▸ Material shown:
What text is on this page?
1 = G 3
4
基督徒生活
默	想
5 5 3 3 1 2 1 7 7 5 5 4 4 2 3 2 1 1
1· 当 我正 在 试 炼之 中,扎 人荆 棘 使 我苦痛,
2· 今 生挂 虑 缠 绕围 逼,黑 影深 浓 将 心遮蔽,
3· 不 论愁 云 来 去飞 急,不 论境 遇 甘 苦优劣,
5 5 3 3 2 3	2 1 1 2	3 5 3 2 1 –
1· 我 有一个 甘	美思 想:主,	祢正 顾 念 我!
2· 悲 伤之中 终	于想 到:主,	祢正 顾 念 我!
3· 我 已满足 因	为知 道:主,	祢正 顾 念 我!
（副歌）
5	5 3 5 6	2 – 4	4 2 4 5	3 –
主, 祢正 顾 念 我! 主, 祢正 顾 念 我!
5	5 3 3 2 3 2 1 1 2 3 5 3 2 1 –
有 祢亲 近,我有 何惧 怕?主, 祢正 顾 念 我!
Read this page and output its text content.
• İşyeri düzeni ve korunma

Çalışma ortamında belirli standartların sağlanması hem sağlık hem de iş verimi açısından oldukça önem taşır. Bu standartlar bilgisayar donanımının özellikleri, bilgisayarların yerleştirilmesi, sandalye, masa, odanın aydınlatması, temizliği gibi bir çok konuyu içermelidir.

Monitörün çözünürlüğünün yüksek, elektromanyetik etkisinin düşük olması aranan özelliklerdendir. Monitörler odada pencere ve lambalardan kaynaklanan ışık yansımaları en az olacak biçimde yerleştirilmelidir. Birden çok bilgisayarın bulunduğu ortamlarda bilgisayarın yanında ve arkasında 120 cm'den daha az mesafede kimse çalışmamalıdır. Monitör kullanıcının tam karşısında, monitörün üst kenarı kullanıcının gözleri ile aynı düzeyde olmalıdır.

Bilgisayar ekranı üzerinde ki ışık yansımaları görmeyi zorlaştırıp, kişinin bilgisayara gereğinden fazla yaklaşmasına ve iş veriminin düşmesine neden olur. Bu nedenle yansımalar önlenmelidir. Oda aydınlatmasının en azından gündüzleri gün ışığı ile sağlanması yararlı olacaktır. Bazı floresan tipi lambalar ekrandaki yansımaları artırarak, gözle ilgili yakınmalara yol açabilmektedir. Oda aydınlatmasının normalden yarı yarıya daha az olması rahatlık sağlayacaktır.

▸ Stated task:
Among the entries above, how many lines hold the word "page"? Reply with only that number.

▸ Completed task:
2